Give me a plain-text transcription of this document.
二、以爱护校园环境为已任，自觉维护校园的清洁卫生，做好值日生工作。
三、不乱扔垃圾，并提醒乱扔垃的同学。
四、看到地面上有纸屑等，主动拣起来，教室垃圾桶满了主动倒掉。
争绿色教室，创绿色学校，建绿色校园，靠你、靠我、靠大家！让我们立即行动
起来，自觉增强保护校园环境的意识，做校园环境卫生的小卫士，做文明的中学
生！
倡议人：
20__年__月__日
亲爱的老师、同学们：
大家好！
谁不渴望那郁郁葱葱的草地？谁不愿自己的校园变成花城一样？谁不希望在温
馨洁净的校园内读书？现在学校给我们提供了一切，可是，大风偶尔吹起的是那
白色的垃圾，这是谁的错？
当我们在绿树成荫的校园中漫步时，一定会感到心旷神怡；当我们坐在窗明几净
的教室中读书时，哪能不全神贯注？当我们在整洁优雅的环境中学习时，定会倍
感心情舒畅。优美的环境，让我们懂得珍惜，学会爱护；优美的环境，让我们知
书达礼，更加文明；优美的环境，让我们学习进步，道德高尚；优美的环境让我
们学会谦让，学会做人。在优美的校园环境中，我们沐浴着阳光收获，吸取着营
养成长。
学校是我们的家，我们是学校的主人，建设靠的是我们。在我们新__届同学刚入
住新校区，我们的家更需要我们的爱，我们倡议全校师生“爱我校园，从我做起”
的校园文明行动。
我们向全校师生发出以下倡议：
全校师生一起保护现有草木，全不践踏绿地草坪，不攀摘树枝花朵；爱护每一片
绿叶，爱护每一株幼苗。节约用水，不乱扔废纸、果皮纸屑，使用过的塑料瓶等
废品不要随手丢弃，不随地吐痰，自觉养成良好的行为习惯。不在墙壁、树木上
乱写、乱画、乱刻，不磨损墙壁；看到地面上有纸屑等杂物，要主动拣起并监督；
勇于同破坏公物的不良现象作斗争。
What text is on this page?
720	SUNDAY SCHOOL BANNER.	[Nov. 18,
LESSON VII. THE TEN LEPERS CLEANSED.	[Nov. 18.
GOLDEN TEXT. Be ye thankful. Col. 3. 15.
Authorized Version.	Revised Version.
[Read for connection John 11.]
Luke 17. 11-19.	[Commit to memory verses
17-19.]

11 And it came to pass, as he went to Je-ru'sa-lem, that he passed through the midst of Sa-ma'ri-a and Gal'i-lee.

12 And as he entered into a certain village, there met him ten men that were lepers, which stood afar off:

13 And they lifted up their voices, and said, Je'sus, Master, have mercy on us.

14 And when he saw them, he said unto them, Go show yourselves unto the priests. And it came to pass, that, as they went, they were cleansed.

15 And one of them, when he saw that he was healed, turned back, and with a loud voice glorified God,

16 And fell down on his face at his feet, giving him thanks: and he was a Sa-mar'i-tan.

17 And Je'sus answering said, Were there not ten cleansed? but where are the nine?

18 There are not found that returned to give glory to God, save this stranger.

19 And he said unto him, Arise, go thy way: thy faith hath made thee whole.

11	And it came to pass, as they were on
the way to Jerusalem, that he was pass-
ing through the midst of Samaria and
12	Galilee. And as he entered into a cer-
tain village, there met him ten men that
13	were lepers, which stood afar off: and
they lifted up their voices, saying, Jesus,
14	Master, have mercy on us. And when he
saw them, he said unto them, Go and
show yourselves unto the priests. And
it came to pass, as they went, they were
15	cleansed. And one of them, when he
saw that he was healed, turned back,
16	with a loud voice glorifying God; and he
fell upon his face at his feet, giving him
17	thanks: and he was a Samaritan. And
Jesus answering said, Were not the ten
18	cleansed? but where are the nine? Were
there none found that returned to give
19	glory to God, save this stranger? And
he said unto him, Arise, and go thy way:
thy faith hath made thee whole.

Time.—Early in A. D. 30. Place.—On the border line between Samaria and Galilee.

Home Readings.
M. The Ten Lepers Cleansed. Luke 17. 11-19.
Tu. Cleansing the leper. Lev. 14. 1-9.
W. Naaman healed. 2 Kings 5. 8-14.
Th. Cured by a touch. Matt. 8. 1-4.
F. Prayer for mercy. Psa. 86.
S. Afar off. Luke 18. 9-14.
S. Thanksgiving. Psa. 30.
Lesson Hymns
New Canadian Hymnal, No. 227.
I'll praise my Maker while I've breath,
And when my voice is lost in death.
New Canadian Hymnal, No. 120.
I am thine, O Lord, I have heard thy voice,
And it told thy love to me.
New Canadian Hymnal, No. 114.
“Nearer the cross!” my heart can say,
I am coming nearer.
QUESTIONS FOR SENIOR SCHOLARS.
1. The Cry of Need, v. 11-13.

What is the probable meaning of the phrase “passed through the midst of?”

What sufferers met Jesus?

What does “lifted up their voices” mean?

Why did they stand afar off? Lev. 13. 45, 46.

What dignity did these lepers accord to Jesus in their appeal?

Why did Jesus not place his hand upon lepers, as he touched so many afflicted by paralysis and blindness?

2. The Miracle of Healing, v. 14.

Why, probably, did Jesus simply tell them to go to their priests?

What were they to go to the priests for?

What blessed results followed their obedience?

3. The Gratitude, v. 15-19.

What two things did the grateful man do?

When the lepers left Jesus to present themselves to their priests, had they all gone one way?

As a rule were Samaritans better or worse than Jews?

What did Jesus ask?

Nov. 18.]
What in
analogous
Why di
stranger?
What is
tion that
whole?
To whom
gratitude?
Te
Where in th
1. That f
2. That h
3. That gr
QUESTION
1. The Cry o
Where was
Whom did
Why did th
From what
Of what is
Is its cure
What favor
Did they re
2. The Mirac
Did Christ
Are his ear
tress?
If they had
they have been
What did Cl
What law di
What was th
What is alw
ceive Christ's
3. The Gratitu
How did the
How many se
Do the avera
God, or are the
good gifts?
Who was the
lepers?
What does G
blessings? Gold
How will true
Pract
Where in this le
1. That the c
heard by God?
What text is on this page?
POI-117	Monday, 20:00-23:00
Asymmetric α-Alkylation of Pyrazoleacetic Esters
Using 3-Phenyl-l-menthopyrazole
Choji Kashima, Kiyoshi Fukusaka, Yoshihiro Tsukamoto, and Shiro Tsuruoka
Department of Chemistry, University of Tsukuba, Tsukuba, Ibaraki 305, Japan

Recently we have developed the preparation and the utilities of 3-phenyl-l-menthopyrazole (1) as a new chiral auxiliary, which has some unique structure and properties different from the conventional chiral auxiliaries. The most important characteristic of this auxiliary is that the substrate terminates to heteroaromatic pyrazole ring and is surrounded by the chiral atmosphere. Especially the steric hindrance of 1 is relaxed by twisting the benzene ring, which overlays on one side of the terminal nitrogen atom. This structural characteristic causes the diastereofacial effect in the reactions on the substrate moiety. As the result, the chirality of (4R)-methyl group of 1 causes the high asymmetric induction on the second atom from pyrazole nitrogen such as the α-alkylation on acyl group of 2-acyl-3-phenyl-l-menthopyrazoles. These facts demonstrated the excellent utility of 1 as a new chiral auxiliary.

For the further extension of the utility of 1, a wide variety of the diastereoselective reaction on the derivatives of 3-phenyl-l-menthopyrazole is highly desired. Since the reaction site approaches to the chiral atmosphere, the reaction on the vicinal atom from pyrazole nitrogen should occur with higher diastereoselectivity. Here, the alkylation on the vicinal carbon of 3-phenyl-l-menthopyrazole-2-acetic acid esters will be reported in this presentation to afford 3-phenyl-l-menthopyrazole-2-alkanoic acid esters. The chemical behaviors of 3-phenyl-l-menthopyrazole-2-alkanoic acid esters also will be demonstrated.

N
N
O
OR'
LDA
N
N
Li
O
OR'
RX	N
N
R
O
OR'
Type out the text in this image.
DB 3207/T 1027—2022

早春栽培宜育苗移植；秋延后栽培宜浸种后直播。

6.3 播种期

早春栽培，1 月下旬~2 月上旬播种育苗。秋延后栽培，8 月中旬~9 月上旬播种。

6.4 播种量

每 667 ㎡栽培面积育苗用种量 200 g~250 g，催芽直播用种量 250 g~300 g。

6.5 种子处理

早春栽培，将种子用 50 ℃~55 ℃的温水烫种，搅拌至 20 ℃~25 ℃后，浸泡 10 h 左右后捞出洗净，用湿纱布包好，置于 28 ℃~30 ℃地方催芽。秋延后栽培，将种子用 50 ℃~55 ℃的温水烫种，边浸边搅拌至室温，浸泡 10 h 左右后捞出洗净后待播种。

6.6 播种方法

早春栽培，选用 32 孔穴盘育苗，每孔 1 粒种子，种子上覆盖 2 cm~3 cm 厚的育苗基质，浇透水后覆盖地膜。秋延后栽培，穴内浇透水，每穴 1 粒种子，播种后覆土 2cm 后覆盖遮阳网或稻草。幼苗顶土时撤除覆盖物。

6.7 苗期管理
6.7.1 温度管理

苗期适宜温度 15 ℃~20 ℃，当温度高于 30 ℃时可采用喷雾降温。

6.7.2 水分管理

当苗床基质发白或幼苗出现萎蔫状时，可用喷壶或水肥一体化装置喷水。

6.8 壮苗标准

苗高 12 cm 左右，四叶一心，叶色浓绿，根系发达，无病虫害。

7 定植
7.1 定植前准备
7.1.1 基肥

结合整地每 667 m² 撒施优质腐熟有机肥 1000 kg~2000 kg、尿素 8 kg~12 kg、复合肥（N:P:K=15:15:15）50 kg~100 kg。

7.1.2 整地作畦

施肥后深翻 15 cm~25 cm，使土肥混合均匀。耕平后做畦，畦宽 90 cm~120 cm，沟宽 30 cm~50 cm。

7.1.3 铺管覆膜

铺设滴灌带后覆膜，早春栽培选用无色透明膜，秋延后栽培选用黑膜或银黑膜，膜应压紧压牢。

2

· · · ·

* **Exercise**:
Take every line that includes the string "mercy" and copy it.

* **Right answer**:
13 And they lifted up their voices, and said, Je'sus, Master, have mercy on us.
14	Master, have mercy on us. And when he
F. Prayer for mercy. Psa. 86.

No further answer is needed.